**Objective:** Show each line that has the string "逆反应速率相等" in it.
BEGIN Extracted information
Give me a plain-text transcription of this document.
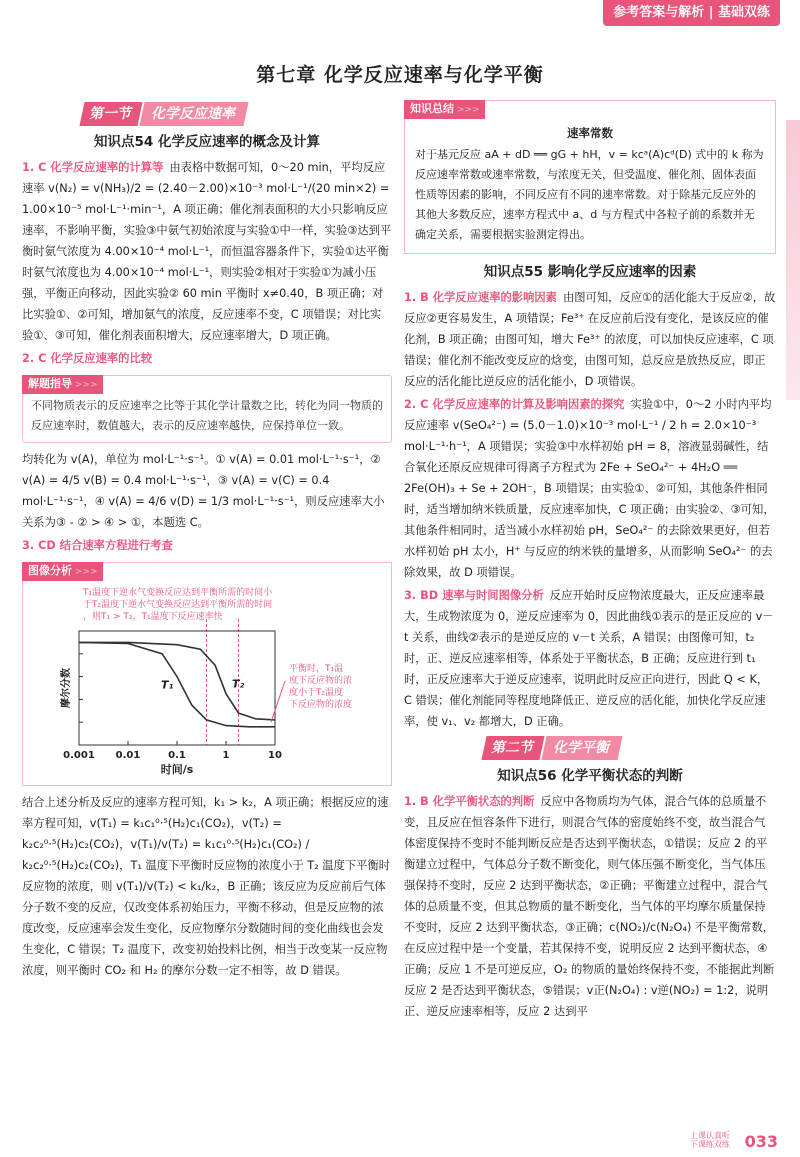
参考答案与解析 | 基础双练
第七章 化学反应速率与化学平衡
第一节 化学反应速率
知识点54 化学反应速率的概念及计算

1. C 化学反应速率的计算等 由表格中数据可知，0～20 min，平均反应速率 v(N₂) = v(NH₃)/2 = (2.40－2.00)×10⁻³ mol·L⁻¹/(20 min×2) = 1.00×10⁻⁵ mol·L⁻¹·min⁻¹，A 项正确；催化剂表面积的大小只影响反应速率，不影响平衡，实验③中氨气初始浓度与实验①中一样，实验③达到平衡时氨气浓度为 4.00×10⁻⁴ mol·L⁻¹，而恒温容器条件下，实验①达平衡时氨气浓度也为 4.00×10⁻⁴ mol·L⁻¹，则实验②相对于实验①为减小压强，平衡正向移动，因此实验② 60 min 平衡时 x≠0.40，B 项正确；对比实验①、②可知，增加氨气的浓度，反应速率不变，C 项错误；对比实验①、③可知，催化剂表面积增大，反应速率增大，D 项正确。

2. C 化学反应速率的比较

解题指导 >>>
不同物质表示的反应速率之比等于其化学计量数之比，转化为同一物质的反应速率时，数值越大，表示的反应速率越快，应保持单位一致。

均转化为 v(A)，单位为 mol·L⁻¹·s⁻¹。① v(A) = 0.01 mol·L⁻¹·s⁻¹，② v(A) = 4/5 v(B) = 0.4 mol·L⁻¹·s⁻¹，③ v(A) = v(C) = 0.4 mol·L⁻¹·s⁻¹，④ v(A) = 4/6 v(D) = 1/3 mol·L⁻¹·s⁻¹，则反应速率大小关系为③ - ② > ④ > ①，本题选 C。

3. CD 结合速率方程进行考查

图像分析 >>>
T₁温度下逆水气变换反应达到平衡所需的时间小 于T₂温度下逆水气变换反应达到平衡所需的时间 ，则T₁ > T₂，T₁温度下反应速率快
0.001 0.01	0.1	1	10
时间/s
摩尔分数	T₁	T₂
平衡时，T₁温度下反应物的浓度小于T₂温度下反应物的浓度

结合上述分析及反应的速率方程可知，k₁ > k₂，A 项正确；根据反应的速率方程可知，v(T₁) = k₁c₁⁰·⁵(H₂)c₁(CO₂)，v(T₂) = k₂c₂⁰·⁵(H₂)c₂(CO₂)，v(T₁)/v(T₂) = k₁c₁⁰·⁵(H₂)c₁(CO₂) / k₂c₂⁰·⁵(H₂)c₂(CO₂)，T₁ 温度下平衡时反应物的浓度小于 T₂ 温度下平衡时反应物的浓度，则 v(T₁)/v(T₂) < k₁/k₂，B 正确；该反应为反应前后气体分子数不变的反应，仅改变体系初始压力，平衡不移动，但是反应物的浓度改变，反应速率会发生变化，反应物摩尔分数随时间的变化曲线也会发生变化，C 错误；T₂ 温度下，改变初始投料比例，相当于改变某一反应物浓度，则平衡时 CO₂ 和 H₂ 的摩尔分数一定不相等，故 D 错误。

知识总结 >>>
速率常数
对于基元反应 aA + dD ══ gG + hH，v = kcᵃ(A)cᵈ(D) 式中的 k 称为反应速率常数或速率常数，与浓度无关，但受温度、催化剂、固体表面性质等因素的影响，不同反应有不同的速率常数。对于除基元反应外的其他大多数反应，速率方程式中 a、d 与方程式中各粒子前的系数并无确定关系，需要根据实验测定得出。
知识点55 影响化学反应速率的因素

1. B 化学反应速率的影响因素 由图可知，反应①的活化能大于反应②，故反应②更容易发生，A 项错误；Fe³⁺ 在反应前后没有变化，是该反应的催化剂，B 项正确；由图可知，增大 Fe³⁺ 的浓度，可以加快反应速率，C 项错误；催化剂不能改变反应的焓变，由图可知，总反应是放热反应，即正反应的活化能比逆反应的活化能小，D 项错误。

2. C 化学反应速率的计算及影响因素的探究 实验①中，0～2 小时内平均反应速率 v(SeO₄²⁻) = (5.0－1.0)×10⁻³ mol·L⁻¹ / 2 h = 2.0×10⁻³ mol·L⁻¹·h⁻¹，A 项错误；实验③中水样初始 pH = 8，溶液显弱碱性，结合氧化还原反应规律可得离子方程式为 2Fe + SeO₄²⁻ + 4H₂O ══ 2Fe(OH)₃ + Se + 2OH⁻，B 项错误；由实验①、②可知，其他条件相同时，适当增加纳米铁质量，反应速率加快，C 项正确；由实验②、③可知，其他条件相同时，适当减小水样初始 pH，SeO₄²⁻ 的去除效果更好，但若水样初始 pH 太小，H⁺ 与反应的纳米铁的量增多，从而影响 SeO₄²⁻ 的去除效果，故 D 项错误。

3. BD 速率与时间图像分析 反应开始时反应物浓度最大，正反应速率最大，生成物浓度为 0，逆反应速率为 0，因此曲线①表示的是正反应的 v－t 关系，曲线②表示的是逆反应的 v－t 关系，A 错误；由图像可知，t₂ 时，正、逆反应速率相等，体系处于平衡状态，B 正确；反应进行到 t₁ 时，正反应速率大于逆反应速率，说明此时反应正向进行，因此 Q < K，C 错误；催化剂能同等程度地降低正、逆反应的活化能，加快化学反应速率，使 v₁、v₂ 都增大，D 正确。

第二节 化学平衡
知识点56 化学平衡状态的判断

1. B 化学平衡状态的判断 反应中各物质均为气体，混合气体的总质量不变，且反应在恒容条件下进行，则混合气体的密度始终不变，故当混合气体密度保持不变时不能判断反应是否达到平衡状态，①错误；反应 2 的平衡建立过程中，气体总分子数不断变化，则气体压强不断变化，当气体压强保持不变时，反应 2 达到平衡状态，②正确；平衡建立过程中，混合气体的总质量不变，但其总物质的量不断变化，当气体的平均摩尔质量保持不变时，反应 2 达到平衡状态，③正确；c(NO₂)/c(N₂O₄) 不是平衡常数，在反应过程中是一个变量，若其保持不变，说明反应 2 达到平衡状态，④正确；反应 1 不是可逆反应，O₂ 的物质的量始终保持不变，不能据此判断反应 2 是否达到平衡状态，⑤错误；v正(N₂O₄) : v逆(NO₂) = 1:2，说明正、逆反应速率相等，反应 2 达到平

上课认真听
下课练双练 033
END Extracted information
**Full solution:**
3. BD 速率与时间图像分析 反应开始时反应物浓度最大，正反应速率最大，生成物浓度为 0，逆反应速率为 0，因此曲线①表示的是正反应的 v－t 关系，曲线②表示的是逆反应的 v－t 关系，A 错误；由图像可知，t₂ 时，正、逆反应速率相等，体系处于平衡状态，B 正确；反应进行到 t₁ 时，正反应速率大于逆反应速率，说明此时反应正向进行，因此 Q < K，C 错误；催化剂能同等程度地降低正、逆反应的活化能，加快化学反应速率，使 v₁、v₂ 都增大，D 正确。
1. B 化学平衡状态的判断 反应中各物质均为气体，混合气体的总质量不变，且反应在恒容条件下进行，则混合气体的密度始终不变，故当混合气体密度保持不变时不能判断反应是否达到平衡状态，①错误；反应 2 的平衡建立过程中，气体总分子数不断变化，则气体压强不断变化，当气体压强保持不变时，反应 2 达到平衡状态，②正确；平衡建立过程中，混合气体的总质量不变，但其总物质的量不断变化，当气体的平均摩尔质量保持不变时，反应 2 达到平衡状态，③正确；c(NO₂)/c(N₂O₄) 不是平衡常数，在反应过程中是一个变量，若其保持不变，说明反应 2 达到平衡状态，④正确；反应 1 不是可逆反应，O₂ 的物质的量始终保持不变，不能据此判断反应 2 是否达到平衡状态，⑤错误；v正(N₂O₄) : v逆(NO₂) = 1:2，说明正、逆反应速率相等，反应 2 达到平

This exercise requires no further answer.